Stated exercise: Output every line exactly as written. Leave out pictures.

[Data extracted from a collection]
>> BEGIN

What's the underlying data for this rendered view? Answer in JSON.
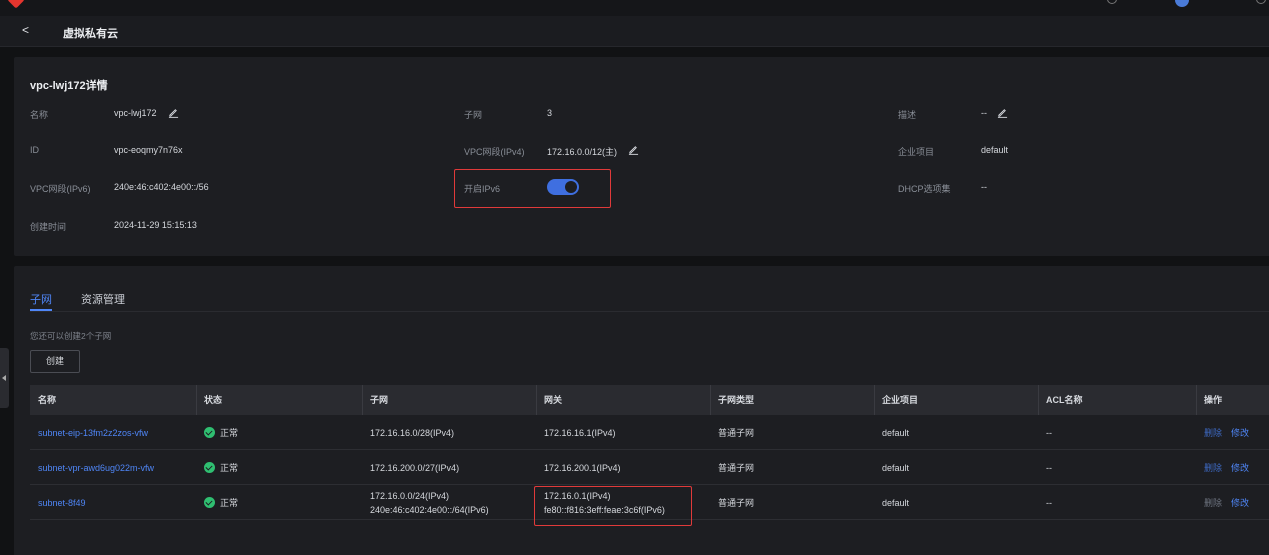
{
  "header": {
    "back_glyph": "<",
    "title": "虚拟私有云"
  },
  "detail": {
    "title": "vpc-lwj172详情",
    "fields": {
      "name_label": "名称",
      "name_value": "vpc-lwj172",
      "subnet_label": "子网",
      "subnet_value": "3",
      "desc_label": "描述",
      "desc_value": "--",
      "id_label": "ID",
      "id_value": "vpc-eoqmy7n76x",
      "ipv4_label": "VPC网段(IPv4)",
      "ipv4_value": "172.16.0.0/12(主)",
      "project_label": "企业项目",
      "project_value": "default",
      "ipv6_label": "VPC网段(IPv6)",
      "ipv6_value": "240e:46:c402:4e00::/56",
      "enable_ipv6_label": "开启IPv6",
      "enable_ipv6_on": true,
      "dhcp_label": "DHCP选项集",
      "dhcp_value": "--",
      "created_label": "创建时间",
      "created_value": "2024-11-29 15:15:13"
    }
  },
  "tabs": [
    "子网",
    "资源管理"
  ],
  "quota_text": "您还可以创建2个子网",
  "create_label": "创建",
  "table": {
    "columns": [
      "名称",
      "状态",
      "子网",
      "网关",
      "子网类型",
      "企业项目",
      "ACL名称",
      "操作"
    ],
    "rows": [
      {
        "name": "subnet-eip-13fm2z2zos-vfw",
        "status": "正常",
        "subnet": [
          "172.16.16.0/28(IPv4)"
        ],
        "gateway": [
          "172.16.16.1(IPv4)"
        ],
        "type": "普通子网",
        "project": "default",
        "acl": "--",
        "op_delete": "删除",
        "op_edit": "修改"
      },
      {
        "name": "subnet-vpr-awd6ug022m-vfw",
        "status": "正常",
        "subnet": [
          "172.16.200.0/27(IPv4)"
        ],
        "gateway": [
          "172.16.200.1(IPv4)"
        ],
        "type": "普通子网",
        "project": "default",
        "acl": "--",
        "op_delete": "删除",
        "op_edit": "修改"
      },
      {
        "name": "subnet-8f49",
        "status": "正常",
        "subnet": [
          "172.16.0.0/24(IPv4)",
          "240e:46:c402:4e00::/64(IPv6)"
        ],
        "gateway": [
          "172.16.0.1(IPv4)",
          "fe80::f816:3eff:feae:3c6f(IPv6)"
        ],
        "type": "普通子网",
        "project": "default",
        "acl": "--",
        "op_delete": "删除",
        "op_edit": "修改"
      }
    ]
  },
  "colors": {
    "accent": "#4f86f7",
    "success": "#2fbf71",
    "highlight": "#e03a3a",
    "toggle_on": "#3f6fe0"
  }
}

>> END

Output of the task:
What's the underlying data for this rendered view? Answer in JSON.
{
  "header": {
    "back_glyph": "<",
    "title": "虚拟私有云"
  },
  "detail": {
    "title": "vpc-lwj172详情",
    "fields": {
      "name_label": "名称",
      "name_value": "vpc-lwj172",
      "subnet_label": "子网",
      "subnet_value": "3",
      "desc_label": "描述",
      "desc_value": "--",
      "id_label": "ID",
      "id_value": "vpc-eoqmy7n76x",
      "ipv4_label": "VPC网段(IPv4)",
      "ipv4_value": "172.16.0.0/12(主)",
      "project_label": "企业项目",
      "project_value": "default",
      "ipv6_label": "VPC网段(IPv6)",
      "ipv6_value": "240e:46:c402:4e00::/56",
      "enable_ipv6_label": "开启IPv6",
      "enable_ipv6_on": true,
      "dhcp_label": "DHCP选项集",
      "dhcp_value": "--",
      "created_label": "创建时间",
      "created_value": "2024-11-29 15:15:13"
    }
  },
  "tabs": [
    "子网",
    "资源管理"
  ],
  "quota_text": "您还可以创建2个子网",
  "create_label": "创建",
  "table": {
    "columns": [
      "名称",
      "状态",
      "子网",
      "网关",
      "子网类型",
      "企业项目",
      "ACL名称",
      "操作"
    ],
    "rows": [
      {
        "name": "subnet-eip-13fm2z2zos-vfw",
        "status": "正常",
        "subnet": [
          "172.16.16.0/28(IPv4)"
        ],
        "gateway": [
          "172.16.16.1(IPv4)"
        ],
        "type": "普通子网",
        "project": "default",
        "acl": "--",
        "op_delete": "删除",
        "op_edit": "修改"
      },
      {
        "name": "subnet-vpr-awd6ug022m-vfw",
        "status": "正常",
        "subnet": [
          "172.16.200.0/27(IPv4)"
        ],
        "gateway": [
          "172.16.200.1(IPv4)"
        ],
        "type": "普通子网",
        "project": "default",
        "acl": "--",
        "op_delete": "删除",
        "op_edit": "修改"
      },
      {
        "name": "subnet-8f49",
        "status": "正常",
        "subnet": [
          "172.16.0.0/24(IPv4)",
          "240e:46:c402:4e00::/64(IPv6)"
        ],
        "gateway": [
          "172.16.0.1(IPv4)",
          "fe80::f816:3eff:feae:3c6f(IPv6)"
        ],
        "type": "普通子网",
        "project": "default",
        "acl": "--",
        "op_delete": "删除",
        "op_edit": "修改"
      }
    ]
  },
  "colors": {
    "accent": "#4f86f7",
    "success": "#2fbf71",
    "highlight": "#e03a3a",
    "toggle_on": "#3f6fe0"
  }
}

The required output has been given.